(Written instruction)
Gather each line containing the string "Social" from these entries.

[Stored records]
↓↓↓
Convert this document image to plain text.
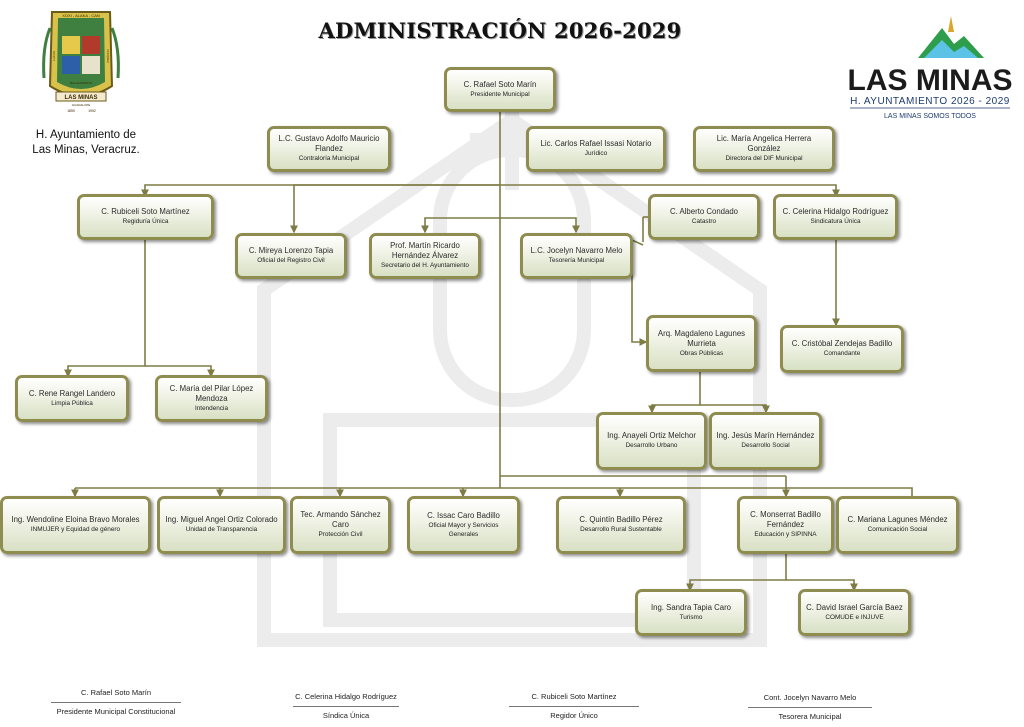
ADMINISTRACIÓN 2026-2029
XOXI - ALAKA - CAN
LUCAS	VAZQUEZ
BALLESTEROS
LAS MINAS
GUADALUPE
1859	1992
H. Ayuntamiento de
Las Minas, Veracruz.
LAS MINAS
H. AYUNTAMIENTO 2026 - 2029
LAS MINAS SOMOS TODOS
C. Rafael Soto Marín
Presidente Municipal
L.C. Gustavo Adolfo Mauricio Flandez
Contraloría Municipal
Lic. Carlos Rafael Issasi Notario
Jurídico
Lic. María Angelica Herrera González
Directora del DIF Municipal
C. Rubiceli Soto Martínez
Regiduría Única
C. Mireya Lorenzo Tapia
Oficial del Registro Civil
Prof. Martín Ricardo Hernández Álvarez
Secretario del H. Ayuntamiento
L.C. Jocelyn Navarro Melo
Tesorería Municipal
C. Alberto Condado
Catastro
C. Celerina Hidalgo Rodríguez
Sindicatura Única
Arq. Magdaleno Lagunes Murrieta
Obras Públicas
C. Cristóbal Zendejas Badillo
Comandante
C. Rene Rangel Landero
Limpia Pública
C. María del Pilar López Mendoza
Intendencia
Ing. Anayeli Ortiz Melchor
Desarrollo Urbano
Ing. Jesús Marín Hernández
Desarrollo Social
Ing. Wendoline Eloina Bravo Morales
INMUJER y Equidad de género
Ing. Miguel Angel Ortiz Colorado
Unidad de Transparencia
Tec. Armando Sánchez Caro
Protección Civil
C. Issac Caro Badillo
Oficial Mayor y Servicios Generales
C. Quintín Badillo Pérez
Desarrollo Rural Sustentable
C. Monserrat Badillo Fernández
Educación y SIPINNA
C. Mariana Lagunes Méndez
Comunicación Social
Ing. Sandra Tapia Caro
Turismo
C. David Israel García Baez
COMUDE e INJUVE
C. Rafael Soto Marín
Presidente Municipal Constitucional
C. Celerina Hidalgo Rodríguez
Síndica Única
C. Rubiceli Soto Martínez
Regidor Único
Cont. Jocelyn Navarro Melo
Tesorera Municipal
↑↑↑
(Answer for this exercise)
Desarrollo Social
Comunicación Social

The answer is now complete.